— TASK OBJECTIVE —
Your task is to repeat the lines below exactly, excluding any pictures they contain.
────────────────
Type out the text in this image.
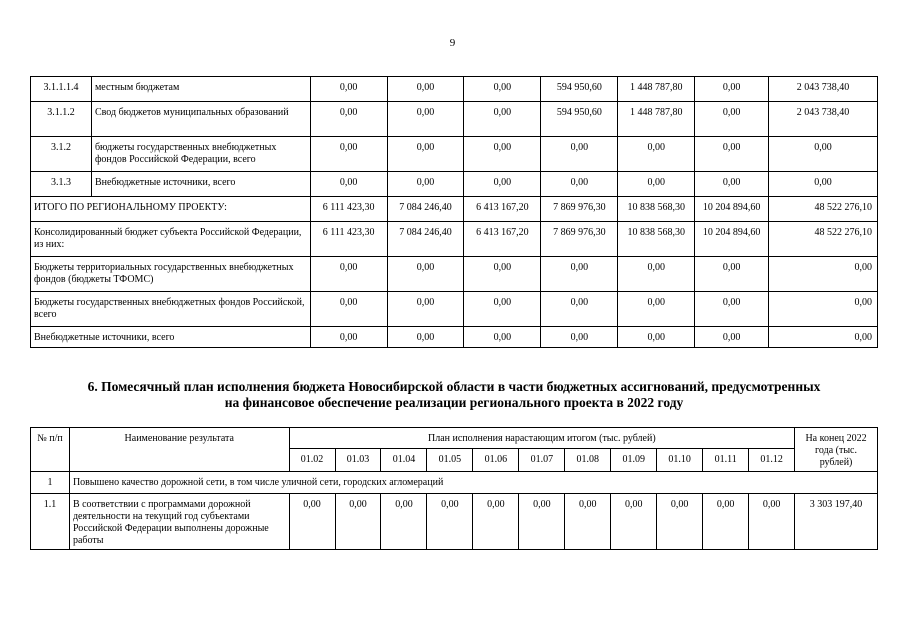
9
3.1.1.1.4	местным бюджетам	0,00	0,00	0,00	594 950,60	1 448 787,80	0,00	2 043 738,40
3.1.1.2	Свод бюджетов муниципальных образований	0,00	0,00	0,00	594 950,60	1 448 787,80	0,00	2 043 738,40
3.1.2	бюджеты государственных внебюджетных фондов Российской Федерации, всего	0,00	0,00	0,00	0,00	0,00	0,00	0,00
3.1.3	Внебюджетные источники, всего	0,00	0,00	0,00	0,00	0,00	0,00	0,00
ИТОГО ПО РЕГИОНАЛЬНОМУ ПРОЕКТУ:		6 111 423,30	7 084 246,40	6 413 167,20	7 869 976,30	10 838 568,30	10 204 894,60	48 522 276,10
Консолидированный бюджет субъекта Российской Федерации, из них:		6 111 423,30	7 084 246,40	6 413 167,20	7 869 976,30	10 838 568,30	10 204 894,60	48 522 276,10
Бюджеты территориальных государственных внебюджетных фондов (бюджеты ТФОМС)		0,00	0,00	0,00	0,00	0,00	0,00	0,00
Бюджеты государственных внебюджетных фондов Российской, всего		0,00	0,00	0,00	0,00	0,00	0,00	0,00
Внебюджетные источники, всего		0,00	0,00	0,00	0,00	0,00	0,00	0,00
6. Помесячный план исполнения бюджета Новосибирской области в части бюджетных ассигнований, предусмотренных
на финансовое обеспечение реализации регионального проекта в 2022 году
№ п/п	Наименование результата	План исполнения нарастающим итогом (тыс. рублей)											На конец 2022 года (тыс. рублей)
		01.02	01.03	01.04	01.05	01.06	01.07	01.08	01.09	01.10	01.11	01.12	
1	Повышено качество дорожной сети, в том числе уличной сети, городских агломераций												
1.1	В соответствии с программами дорожной деятельности на текущий год субъектами Российской Федерации выполнены дорожные работы	0,00	0,00	0,00	0,00	0,00	0,00	0,00	0,00	0,00	0,00	0,00	3 303 197,40
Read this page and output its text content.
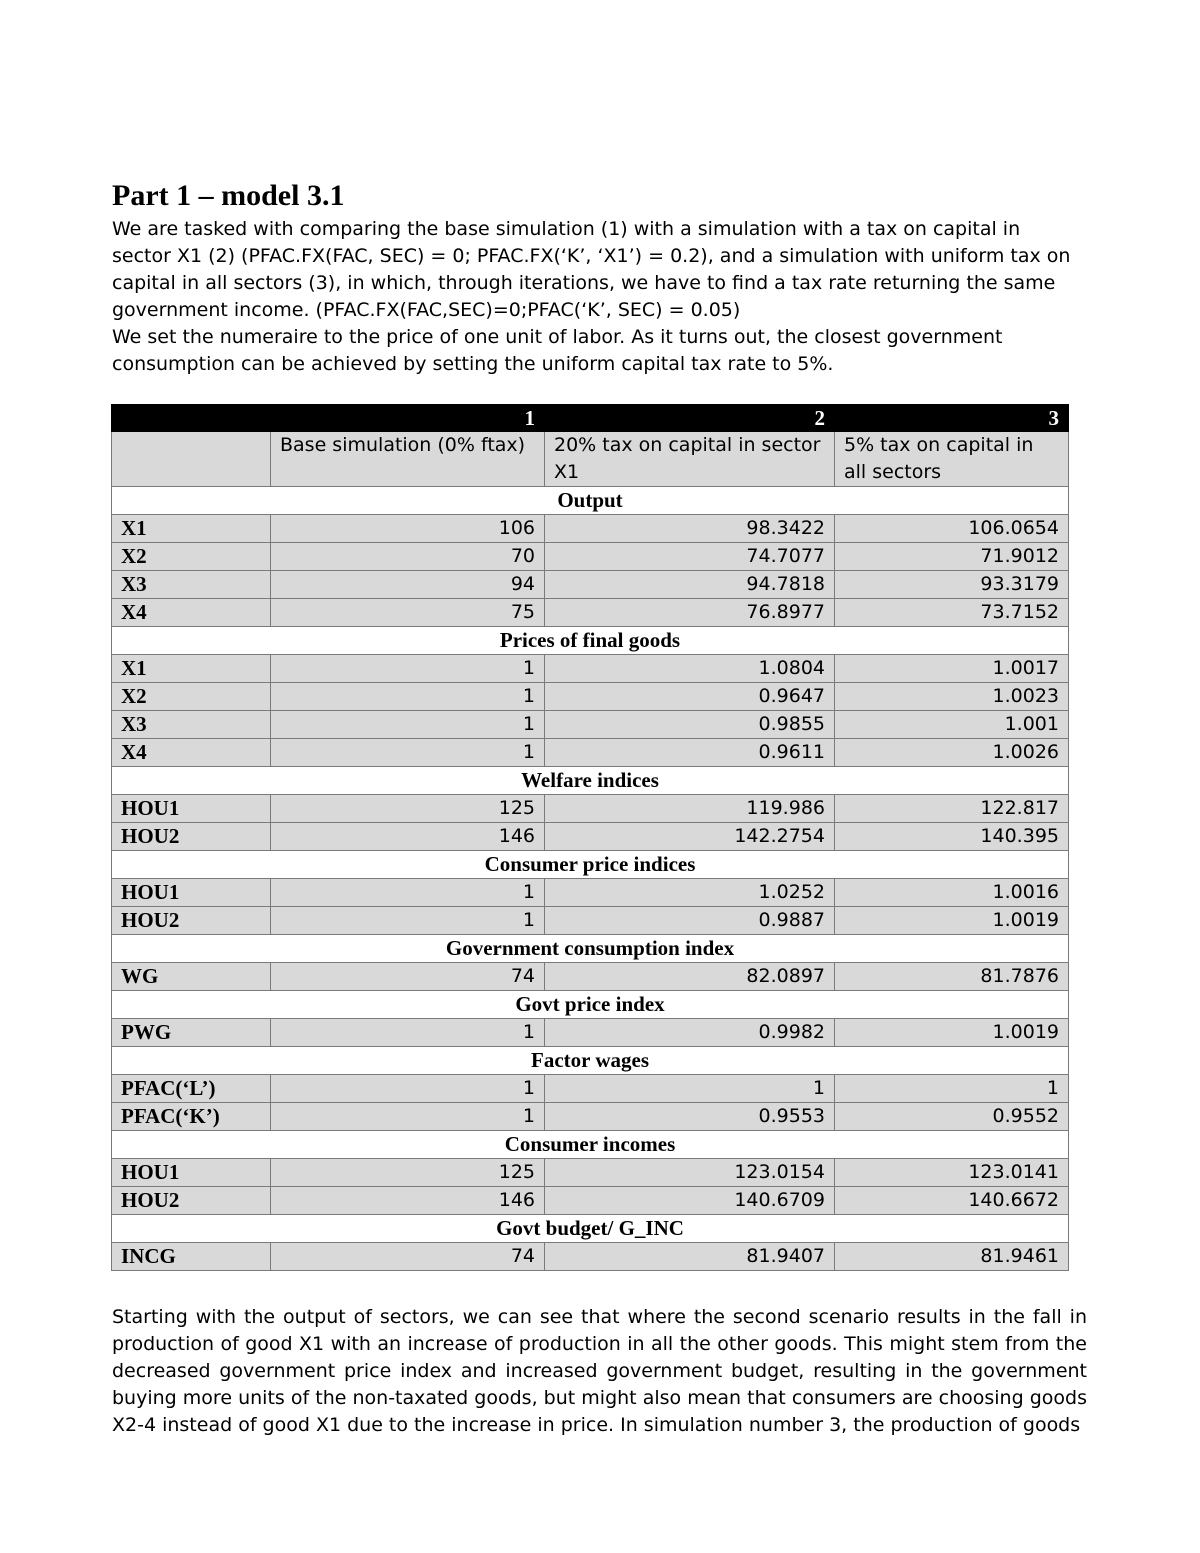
Part 1 – model 3.1

We are tasked with comparing the base simulation (1) with a simulation with a tax on capital in sector X1 (2) (PFAC.FX(FAC, SEC) = 0; PFAC.FX(‘K’, ‘X1’) = 0.2), and a simulation with uniform tax on capital in all sectors (3), in which, through iterations, we have to find a tax rate returning the same government income. (PFAC.FX(FAC,SEC)=0;PFAC(‘K’, SEC) = 0.05)

We set the numeraire to the price of one unit of labor. As it turns out, the closest government consumption can be achieved by setting the uniform capital tax rate to 5%.

	1	2	3
	Base simulation (0% ftax)	20% tax on capital in sector X1	5% tax on capital in all sectors
Output			
X1	106	98.3422	106.0654
X2	70	74.7077	71.9012
X3	94	94.7818	93.3179
X4	75	76.8977	73.7152
Prices of final goods			
X1	1	1.0804	1.0017
X2	1	0.9647	1.0023
X3	1	0.9855	1.001
X4	1	0.9611	1.0026
Welfare indices			
HOU1	125	119.986	122.817
HOU2	146	142.2754	140.395
Consumer price indices			
HOU1	1	1.0252	1.0016
HOU2	1	0.9887	1.0019
Government consumption index			
WG	74	82.0897	81.7876
Govt price index			
PWG	1	0.9982	1.0019
Factor wages			
PFAC(‘L’)	1	1	1
PFAC(‘K’)	1	0.9553	0.9552
Consumer incomes			
HOU1	125	123.0154	123.0141
HOU2	146	140.6709	140.6672
Govt budget/ G_INC			
INCG	74	81.9407	81.9461

Starting with the output of sectors, we can see that where the second scenario results in the fall in production of good X1 with an increase of production in all the other goods. This might stem from the decreased government price index and increased government budget, resulting in the government buying more units of the non-taxated goods, but might also mean that consumers are choosing goods X2-4 instead of good X1 due to the increase in price. In simulation number 3, the production of goods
────────────────
— ANSWER IN FULL —
Type out the text in this image.
9
3.1.1.1.4	местным бюджетам	0,00	0,00	0,00	594 950,60	1 448 787,80	0,00	2 043 738,40
3.1.1.2	Свод бюджетов муниципальных образований	0,00	0,00	0,00	594 950,60	1 448 787,80	0,00	2 043 738,40
3.1.2	бюджеты государственных внебюджетных фондов Российской Федерации, всего	0,00	0,00	0,00	0,00	0,00	0,00	0,00
3.1.3	Внебюджетные источники, всего	0,00	0,00	0,00	0,00	0,00	0,00	0,00
ИТОГО ПО РЕГИОНАЛЬНОМУ ПРОЕКТУ:		6 111 423,30	7 084 246,40	6 413 167,20	7 869 976,30	10 838 568,30	10 204 894,60	48 522 276,10
Консолидированный бюджет субъекта Российской Федерации, из них:		6 111 423,30	7 084 246,40	6 413 167,20	7 869 976,30	10 838 568,30	10 204 894,60	48 522 276,10
Бюджеты территориальных государственных внебюджетных фондов (бюджеты ТФОМС)		0,00	0,00	0,00	0,00	0,00	0,00	0,00
Бюджеты государственных внебюджетных фондов Российской, всего		0,00	0,00	0,00	0,00	0,00	0,00	0,00
Внебюджетные источники, всего		0,00	0,00	0,00	0,00	0,00	0,00	0,00
6. Помесячный план исполнения бюджета Новосибирской области в части бюджетных ассигнований, предусмотренных
на финансовое обеспечение реализации регионального проекта в 2022 году
№ п/п	Наименование результата	План исполнения нарастающим итогом (тыс. рублей)											На конец 2022 года (тыс. рублей)
		01.02	01.03	01.04	01.05	01.06	01.07	01.08	01.09	01.10	01.11	01.12	
1	Повышено качество дорожной сети, в том числе уличной сети, городских агломераций												
1.1	В соответствии с программами дорожной деятельности на текущий год субъектами Российской Федерации выполнены дорожные работы	0,00	0,00	0,00	0,00	0,00	0,00	0,00	0,00	0,00	0,00	0,00	3 303 197,40
Read this page and output its text content.
Part 1 – model 3.1

We are tasked with comparing the base simulation (1) with a simulation with a tax on capital in sector X1 (2) (PFAC.FX(FAC, SEC) = 0; PFAC.FX(‘K’, ‘X1’) = 0.2), and a simulation with uniform tax on capital in all sectors (3), in which, through iterations, we have to find a tax rate returning the same government income. (PFAC.FX(FAC,SEC)=0;PFAC(‘K’, SEC) = 0.05)

We set the numeraire to the price of one unit of labor. As it turns out, the closest government consumption can be achieved by setting the uniform capital tax rate to 5%.

	1	2	3
	Base simulation (0% ftax)	20% tax on capital in sector X1	5% tax on capital in all sectors
Output			
X1	106	98.3422	106.0654
X2	70	74.7077	71.9012
X3	94	94.7818	93.3179
X4	75	76.8977	73.7152
Prices of final goods			
X1	1	1.0804	1.0017
X2	1	0.9647	1.0023
X3	1	0.9855	1.001
X4	1	0.9611	1.0026
Welfare indices			
HOU1	125	119.986	122.817
HOU2	146	142.2754	140.395
Consumer price indices			
HOU1	1	1.0252	1.0016
HOU2	1	0.9887	1.0019
Government consumption index			
WG	74	82.0897	81.7876
Govt price index			
PWG	1	0.9982	1.0019
Factor wages			
PFAC(‘L’)	1	1	1
PFAC(‘K’)	1	0.9553	0.9552
Consumer incomes			
HOU1	125	123.0154	123.0141
HOU2	146	140.6709	140.6672
Govt budget/ G_INC			
INCG	74	81.9407	81.9461

Starting with the output of sectors, we can see that where the second scenario results in the fall in production of good X1 with an increase of production in all the other goods. This might stem from the decreased government price index and increased government budget, resulting in the government buying more units of the non-taxated goods, but might also mean that consumers are choosing goods X2-4 instead of good X1 due to the increase in price. In simulation number 3, the production of goods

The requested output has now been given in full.